SECURITIES AND EXCHANGE COMMISSION

Washington, D.C. 20549

 

SCHEDULE 13D

 

Under the Securities Exchange Act of 1934

 

 

AB International Group Corp.

(Name of Issuer)

 

COMMON STOCK, $0.001 PER SHARE PAR VALUE

(Title of Class of Securities)

 

00083U103

(CUSIP Number)

 

Alexander Holtermann

AB International Group Corp.

16th Floor, Rich Towers, 2 Blenheim Avenue

Tsim Sha Tsui, Kowloon, Hong Kong (852) 2622-2891

(Name, Address and Telephone Number of Person Authorized to

Receive Notices and Communications)

 

 

August 14, 2018

(Date of Event Which Requires Filing of this Statement)

 

 

If the filing person has previously filed a statement on Schedule 13G to report the acquisition that is the subject of this Schedule 13D, and is filing this schedule because of Rule 13d-1(e), Rule 13d-1(f) or Rule 13d-1(g), check the following box.[ ]

 

*The remainder of this cover page shall be filled out for a reporting person's initial filing on this form with respect to the subject class of securities, and for any subsequent amendment containing information which would alter the disclosures provided in a prior cover page.

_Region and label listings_

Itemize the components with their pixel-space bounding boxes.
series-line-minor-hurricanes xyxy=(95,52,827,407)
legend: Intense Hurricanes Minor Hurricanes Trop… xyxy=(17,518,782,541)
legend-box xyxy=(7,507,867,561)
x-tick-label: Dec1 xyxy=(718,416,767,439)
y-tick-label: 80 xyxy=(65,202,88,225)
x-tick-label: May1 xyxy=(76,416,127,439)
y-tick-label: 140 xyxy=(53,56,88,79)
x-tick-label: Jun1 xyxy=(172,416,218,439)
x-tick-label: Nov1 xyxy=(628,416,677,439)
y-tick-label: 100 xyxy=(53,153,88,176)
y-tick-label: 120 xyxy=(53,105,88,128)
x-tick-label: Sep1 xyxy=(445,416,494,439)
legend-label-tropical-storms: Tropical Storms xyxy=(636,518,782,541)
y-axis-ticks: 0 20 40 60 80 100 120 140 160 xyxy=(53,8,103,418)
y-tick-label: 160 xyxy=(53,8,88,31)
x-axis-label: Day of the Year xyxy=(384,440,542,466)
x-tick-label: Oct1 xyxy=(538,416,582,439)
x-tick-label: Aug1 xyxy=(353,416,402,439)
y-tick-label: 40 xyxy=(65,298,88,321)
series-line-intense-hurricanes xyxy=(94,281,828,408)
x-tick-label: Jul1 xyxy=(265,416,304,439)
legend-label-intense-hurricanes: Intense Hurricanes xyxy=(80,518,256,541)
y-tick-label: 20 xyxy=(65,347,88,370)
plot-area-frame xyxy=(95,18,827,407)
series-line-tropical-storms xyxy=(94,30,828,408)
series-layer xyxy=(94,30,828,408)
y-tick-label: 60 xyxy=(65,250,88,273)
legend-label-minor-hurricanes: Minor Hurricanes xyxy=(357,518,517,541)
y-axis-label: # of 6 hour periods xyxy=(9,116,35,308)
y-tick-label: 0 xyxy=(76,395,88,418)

_SET OF TASKS_
**a)** Answer these questions from the Schedule 13D cover page:
(i) What is the name of the issuer?
(ii) What CUSIP number is given?
(iii) What is the date of the event that requires filing of the statement?
**b)** For each statement, say whether it agrees with the Schedule 13D cover page, and quote the words that decide it.
(i) The common stock has a par value of $0.001 per share.
(ii) The person authorized to receive notices has an address in Washington, D.C.
(iii) The schedule is filed under the Securities Exchange Act of 1934.
**c)** Please reproduce the Schedule 13D cover page from "(Date of Event" up to and including "prior cover page.".

_PER-TASK ANSWERS_
**a)**
(i) AB International Group Corp.
(ii) 00083U103
(iii) August 14, 2018

**b)**
(i) Yes: "COMMON STOCK, $0.001 PER SHARE PAR VALUE"
(ii) No: "Tsim Sha Tsui, Kowloon, Hong Kong (852) 2622-2891"
(iii) Yes: "Under the Securities Exchange Act of 1934"

**c)**
(Date of Event Which Requires Filing of this Statement)

 

 

If the filing person has previously filed a statement on Schedule 13G to report the acquisition that is the subject of this Schedule 13D, and is filing this schedule because of Rule 13d-1(e), Rule 13d-1(f) or Rule 13d-1(g), check the following box.[ ]

 

*The remainder of this cover page shall be filled out for a reporting person's initial filing on this form with respect to the subject class of securities, and for any subsequent amendment containing information which would alter the disclosures provided in a prior cover page.